__Description of the task__. Locate the word "Humidity" in the data below, then copy every line that holds it.

__Data lines__.
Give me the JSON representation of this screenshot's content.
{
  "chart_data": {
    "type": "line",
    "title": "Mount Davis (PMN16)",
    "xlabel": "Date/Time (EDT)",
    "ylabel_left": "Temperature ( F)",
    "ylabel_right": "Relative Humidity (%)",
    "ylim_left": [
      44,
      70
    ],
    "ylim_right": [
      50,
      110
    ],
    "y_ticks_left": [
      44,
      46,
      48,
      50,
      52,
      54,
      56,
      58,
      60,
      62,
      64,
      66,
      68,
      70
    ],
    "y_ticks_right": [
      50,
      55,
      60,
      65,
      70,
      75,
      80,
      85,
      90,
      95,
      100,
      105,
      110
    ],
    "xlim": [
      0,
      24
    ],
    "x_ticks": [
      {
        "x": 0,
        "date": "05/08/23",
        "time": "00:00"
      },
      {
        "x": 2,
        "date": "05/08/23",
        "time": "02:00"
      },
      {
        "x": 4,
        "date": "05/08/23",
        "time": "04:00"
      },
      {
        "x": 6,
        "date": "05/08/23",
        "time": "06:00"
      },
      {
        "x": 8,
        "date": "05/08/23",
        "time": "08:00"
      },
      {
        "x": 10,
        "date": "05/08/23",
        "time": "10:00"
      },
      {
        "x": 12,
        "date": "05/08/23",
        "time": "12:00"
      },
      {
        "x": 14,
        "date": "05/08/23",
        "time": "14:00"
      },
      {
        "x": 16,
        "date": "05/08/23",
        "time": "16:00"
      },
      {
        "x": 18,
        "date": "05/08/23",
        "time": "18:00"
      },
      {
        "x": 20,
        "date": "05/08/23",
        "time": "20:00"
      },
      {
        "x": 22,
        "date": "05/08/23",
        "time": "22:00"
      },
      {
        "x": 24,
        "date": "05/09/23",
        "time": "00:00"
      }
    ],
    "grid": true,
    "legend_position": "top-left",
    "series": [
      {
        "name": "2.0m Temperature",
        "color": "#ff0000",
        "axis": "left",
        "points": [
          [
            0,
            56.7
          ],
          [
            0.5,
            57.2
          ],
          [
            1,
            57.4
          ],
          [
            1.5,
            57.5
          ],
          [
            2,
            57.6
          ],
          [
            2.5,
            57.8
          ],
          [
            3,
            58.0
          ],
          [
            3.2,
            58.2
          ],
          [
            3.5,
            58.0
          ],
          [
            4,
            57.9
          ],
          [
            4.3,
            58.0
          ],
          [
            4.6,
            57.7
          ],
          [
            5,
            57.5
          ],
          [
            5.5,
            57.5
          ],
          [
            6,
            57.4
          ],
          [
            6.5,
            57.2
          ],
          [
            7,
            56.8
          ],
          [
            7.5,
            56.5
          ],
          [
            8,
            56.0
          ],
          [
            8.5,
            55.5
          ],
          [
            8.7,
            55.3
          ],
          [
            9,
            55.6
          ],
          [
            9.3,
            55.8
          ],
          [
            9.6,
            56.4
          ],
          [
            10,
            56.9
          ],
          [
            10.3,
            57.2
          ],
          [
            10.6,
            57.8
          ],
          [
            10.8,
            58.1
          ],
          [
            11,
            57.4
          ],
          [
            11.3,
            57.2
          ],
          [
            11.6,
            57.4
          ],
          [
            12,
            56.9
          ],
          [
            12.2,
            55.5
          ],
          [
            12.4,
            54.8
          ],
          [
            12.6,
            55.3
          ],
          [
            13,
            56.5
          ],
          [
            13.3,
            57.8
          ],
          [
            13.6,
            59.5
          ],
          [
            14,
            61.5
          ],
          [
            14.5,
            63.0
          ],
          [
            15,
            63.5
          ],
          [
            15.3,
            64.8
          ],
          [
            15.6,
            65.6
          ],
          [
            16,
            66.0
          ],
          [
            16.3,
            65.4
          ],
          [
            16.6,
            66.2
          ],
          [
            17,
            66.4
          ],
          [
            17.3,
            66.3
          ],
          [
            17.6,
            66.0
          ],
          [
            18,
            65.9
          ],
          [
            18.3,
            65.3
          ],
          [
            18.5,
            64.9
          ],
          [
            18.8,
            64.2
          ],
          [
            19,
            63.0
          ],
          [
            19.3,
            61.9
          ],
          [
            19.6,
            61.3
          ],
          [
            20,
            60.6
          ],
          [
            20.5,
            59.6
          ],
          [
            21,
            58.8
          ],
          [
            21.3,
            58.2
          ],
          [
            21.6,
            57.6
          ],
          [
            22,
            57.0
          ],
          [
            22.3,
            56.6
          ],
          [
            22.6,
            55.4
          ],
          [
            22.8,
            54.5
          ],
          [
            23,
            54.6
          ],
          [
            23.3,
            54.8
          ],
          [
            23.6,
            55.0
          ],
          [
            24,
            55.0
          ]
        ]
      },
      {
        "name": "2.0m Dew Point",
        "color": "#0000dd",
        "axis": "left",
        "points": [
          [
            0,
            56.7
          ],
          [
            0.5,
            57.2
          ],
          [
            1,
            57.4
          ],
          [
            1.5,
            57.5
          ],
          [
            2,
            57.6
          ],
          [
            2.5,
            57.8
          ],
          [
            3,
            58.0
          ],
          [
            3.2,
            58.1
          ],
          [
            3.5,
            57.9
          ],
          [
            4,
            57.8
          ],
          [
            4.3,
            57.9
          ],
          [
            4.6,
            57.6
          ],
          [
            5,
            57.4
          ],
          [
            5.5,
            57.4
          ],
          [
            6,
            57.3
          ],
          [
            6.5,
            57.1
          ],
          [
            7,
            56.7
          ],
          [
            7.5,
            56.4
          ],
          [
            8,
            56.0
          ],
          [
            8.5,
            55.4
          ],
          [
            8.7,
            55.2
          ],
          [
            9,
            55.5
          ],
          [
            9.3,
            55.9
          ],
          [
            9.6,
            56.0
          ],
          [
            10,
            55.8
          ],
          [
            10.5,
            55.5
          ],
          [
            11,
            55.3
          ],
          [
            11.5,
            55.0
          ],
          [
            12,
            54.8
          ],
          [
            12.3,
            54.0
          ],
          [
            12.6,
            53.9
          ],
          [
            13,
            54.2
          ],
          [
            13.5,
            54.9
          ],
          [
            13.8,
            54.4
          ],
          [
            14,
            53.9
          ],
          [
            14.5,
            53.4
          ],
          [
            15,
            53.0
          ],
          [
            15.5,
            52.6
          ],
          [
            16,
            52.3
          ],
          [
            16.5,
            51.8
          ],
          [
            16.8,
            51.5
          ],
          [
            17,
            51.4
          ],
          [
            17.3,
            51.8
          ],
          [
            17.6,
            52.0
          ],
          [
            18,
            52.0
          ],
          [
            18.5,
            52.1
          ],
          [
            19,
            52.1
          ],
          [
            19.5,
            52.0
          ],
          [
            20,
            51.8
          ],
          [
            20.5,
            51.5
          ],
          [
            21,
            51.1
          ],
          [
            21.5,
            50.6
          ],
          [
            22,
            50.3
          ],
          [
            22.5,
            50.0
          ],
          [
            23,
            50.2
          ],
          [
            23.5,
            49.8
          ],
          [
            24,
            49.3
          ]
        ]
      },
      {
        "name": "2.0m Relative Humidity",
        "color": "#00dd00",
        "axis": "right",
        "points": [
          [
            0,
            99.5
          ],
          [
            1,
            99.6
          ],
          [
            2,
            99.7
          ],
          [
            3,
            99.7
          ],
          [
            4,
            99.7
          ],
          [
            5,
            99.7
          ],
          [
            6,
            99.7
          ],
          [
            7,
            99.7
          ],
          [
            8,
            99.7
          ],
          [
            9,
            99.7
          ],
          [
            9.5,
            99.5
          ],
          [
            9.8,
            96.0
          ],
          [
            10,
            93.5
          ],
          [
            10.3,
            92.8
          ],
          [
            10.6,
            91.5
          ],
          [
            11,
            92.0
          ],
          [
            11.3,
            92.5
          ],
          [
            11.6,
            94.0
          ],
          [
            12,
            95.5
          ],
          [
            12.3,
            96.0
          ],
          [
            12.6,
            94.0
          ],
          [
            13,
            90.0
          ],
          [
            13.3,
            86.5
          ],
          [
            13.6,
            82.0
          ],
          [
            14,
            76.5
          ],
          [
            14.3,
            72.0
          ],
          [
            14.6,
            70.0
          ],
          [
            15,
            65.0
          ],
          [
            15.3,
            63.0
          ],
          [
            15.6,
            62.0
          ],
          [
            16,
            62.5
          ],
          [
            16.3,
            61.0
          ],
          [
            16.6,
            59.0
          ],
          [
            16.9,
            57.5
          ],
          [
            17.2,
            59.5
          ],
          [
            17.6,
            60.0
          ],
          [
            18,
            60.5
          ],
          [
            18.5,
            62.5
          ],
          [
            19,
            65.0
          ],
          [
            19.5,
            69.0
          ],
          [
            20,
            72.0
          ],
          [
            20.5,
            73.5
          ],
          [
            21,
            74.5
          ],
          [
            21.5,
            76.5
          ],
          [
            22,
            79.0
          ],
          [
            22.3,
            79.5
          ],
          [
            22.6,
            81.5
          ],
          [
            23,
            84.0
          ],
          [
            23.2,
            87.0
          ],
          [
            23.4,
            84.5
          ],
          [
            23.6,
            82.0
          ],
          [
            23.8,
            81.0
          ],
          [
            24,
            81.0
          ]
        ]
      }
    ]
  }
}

__Finished answer__.
    "ylabel_right": "Relative Humidity (%)",
        "name": "2.0m Relative Humidity",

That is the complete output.